---------- DATASET CONTENT ----------
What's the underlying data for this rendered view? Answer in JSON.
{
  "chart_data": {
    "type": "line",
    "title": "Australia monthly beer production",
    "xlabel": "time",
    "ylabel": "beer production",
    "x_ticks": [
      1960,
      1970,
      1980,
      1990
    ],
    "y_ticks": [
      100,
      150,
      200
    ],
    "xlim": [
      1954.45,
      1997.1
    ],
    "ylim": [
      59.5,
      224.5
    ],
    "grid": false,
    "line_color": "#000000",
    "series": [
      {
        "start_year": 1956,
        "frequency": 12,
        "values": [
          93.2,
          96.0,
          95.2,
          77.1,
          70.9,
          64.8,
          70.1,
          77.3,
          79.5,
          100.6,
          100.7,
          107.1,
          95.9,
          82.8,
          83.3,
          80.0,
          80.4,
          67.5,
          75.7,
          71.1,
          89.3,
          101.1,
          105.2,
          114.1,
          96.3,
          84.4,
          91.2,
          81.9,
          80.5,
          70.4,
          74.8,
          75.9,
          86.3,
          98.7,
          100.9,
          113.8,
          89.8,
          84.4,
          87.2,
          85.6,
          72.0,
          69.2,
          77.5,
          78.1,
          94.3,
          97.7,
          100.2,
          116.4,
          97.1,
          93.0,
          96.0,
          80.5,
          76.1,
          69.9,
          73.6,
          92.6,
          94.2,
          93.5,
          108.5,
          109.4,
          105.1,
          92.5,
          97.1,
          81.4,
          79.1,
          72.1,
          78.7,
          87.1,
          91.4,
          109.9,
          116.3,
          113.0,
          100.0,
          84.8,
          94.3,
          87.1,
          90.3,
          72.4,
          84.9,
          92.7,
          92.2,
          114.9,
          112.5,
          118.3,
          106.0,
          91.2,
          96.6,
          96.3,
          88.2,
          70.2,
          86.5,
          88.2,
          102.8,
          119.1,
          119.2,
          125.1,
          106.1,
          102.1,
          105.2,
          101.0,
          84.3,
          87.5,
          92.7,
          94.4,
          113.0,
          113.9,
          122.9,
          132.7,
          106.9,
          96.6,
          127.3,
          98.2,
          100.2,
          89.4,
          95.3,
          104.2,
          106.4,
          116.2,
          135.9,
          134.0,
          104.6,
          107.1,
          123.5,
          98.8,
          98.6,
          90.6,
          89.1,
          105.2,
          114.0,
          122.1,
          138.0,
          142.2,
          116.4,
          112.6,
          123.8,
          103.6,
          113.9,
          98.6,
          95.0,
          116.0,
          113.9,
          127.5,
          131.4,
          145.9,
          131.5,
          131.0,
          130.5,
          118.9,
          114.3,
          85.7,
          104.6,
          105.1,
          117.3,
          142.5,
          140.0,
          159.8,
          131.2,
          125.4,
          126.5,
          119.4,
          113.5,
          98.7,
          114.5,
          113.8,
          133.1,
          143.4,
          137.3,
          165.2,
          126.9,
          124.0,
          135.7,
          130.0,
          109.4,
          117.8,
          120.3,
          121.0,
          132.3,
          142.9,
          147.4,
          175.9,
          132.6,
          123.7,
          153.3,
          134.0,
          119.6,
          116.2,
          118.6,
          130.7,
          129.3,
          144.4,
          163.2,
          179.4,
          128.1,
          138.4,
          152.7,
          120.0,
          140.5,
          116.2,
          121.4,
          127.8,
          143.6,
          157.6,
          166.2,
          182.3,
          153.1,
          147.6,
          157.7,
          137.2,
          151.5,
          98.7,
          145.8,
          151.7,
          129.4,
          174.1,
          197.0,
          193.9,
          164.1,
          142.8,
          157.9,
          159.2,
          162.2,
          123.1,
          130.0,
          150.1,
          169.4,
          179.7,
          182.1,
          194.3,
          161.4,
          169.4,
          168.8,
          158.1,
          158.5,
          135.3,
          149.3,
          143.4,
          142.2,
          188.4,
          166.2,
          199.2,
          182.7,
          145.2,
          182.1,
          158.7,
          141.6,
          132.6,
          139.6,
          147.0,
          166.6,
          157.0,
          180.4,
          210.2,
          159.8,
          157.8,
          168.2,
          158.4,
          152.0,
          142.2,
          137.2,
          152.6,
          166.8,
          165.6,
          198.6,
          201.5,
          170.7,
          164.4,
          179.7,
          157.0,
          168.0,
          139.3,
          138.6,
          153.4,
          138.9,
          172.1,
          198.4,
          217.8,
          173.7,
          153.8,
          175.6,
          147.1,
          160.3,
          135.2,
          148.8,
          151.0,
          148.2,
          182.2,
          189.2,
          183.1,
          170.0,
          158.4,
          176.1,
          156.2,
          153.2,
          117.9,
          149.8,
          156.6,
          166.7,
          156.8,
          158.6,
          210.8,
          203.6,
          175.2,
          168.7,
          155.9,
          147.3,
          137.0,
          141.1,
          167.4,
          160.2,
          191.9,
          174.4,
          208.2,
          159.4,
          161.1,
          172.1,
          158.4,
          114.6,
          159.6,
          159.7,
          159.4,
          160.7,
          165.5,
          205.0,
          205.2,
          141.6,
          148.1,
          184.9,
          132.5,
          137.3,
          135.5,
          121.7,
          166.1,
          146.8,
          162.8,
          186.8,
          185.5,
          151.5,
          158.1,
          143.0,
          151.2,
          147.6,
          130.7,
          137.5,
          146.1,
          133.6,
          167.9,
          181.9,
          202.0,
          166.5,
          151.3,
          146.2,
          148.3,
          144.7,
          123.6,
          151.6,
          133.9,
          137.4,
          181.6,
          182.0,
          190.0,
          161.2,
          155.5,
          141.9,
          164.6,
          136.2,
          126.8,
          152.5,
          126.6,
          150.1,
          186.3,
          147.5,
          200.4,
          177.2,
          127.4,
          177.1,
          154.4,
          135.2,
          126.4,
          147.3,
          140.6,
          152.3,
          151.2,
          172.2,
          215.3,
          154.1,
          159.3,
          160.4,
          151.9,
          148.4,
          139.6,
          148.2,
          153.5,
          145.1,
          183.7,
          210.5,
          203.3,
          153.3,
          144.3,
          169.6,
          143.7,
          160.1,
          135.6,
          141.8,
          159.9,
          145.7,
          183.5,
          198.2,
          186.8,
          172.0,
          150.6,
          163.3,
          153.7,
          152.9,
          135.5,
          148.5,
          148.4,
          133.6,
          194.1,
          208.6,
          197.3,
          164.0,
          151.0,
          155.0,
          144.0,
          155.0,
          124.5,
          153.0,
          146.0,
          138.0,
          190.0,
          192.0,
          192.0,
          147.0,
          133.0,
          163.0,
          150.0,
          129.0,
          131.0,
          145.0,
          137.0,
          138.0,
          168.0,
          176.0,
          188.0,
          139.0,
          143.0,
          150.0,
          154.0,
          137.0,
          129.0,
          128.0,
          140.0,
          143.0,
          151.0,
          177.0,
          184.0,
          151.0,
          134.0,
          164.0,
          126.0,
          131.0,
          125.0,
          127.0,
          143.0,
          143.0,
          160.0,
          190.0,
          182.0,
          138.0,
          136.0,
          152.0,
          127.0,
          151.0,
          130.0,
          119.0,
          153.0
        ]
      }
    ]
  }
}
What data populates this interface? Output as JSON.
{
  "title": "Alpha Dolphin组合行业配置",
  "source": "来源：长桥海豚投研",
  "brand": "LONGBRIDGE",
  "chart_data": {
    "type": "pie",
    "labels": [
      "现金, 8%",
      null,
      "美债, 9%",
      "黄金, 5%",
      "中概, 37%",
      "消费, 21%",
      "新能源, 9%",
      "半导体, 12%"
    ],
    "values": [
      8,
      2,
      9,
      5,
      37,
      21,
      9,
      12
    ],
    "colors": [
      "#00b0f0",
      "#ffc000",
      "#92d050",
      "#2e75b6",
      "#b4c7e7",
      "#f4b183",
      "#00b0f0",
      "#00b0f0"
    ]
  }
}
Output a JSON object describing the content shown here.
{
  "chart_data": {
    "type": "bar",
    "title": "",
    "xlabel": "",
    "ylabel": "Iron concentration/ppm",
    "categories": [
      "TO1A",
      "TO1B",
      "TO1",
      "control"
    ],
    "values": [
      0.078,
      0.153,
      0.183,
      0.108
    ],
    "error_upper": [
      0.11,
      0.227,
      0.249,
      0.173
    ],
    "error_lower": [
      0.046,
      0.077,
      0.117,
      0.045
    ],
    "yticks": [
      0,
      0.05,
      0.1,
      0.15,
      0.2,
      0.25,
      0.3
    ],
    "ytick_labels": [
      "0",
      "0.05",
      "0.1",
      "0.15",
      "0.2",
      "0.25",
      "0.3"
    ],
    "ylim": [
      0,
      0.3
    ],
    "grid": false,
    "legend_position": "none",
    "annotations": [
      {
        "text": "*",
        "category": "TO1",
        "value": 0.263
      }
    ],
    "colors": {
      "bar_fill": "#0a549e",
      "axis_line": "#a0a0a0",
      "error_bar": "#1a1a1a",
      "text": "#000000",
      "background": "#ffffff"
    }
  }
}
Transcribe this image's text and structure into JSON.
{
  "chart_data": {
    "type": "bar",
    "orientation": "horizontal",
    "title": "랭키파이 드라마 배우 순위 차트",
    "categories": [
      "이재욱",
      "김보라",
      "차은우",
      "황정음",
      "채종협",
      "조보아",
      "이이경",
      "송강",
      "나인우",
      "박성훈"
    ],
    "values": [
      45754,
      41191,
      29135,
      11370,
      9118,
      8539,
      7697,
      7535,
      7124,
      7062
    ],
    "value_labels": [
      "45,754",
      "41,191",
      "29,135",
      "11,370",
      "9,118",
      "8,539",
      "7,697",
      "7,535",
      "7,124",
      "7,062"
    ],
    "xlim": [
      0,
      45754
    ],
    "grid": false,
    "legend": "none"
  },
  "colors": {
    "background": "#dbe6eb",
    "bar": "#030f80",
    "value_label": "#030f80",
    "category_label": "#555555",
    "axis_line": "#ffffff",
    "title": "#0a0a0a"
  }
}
----------
**SHORT TASK**
Identify all lines in the records above with the word "Output".

**FINISHED TASK**
What data populates this interface? Output as JSON.
Output a JSON object describing the content shown here.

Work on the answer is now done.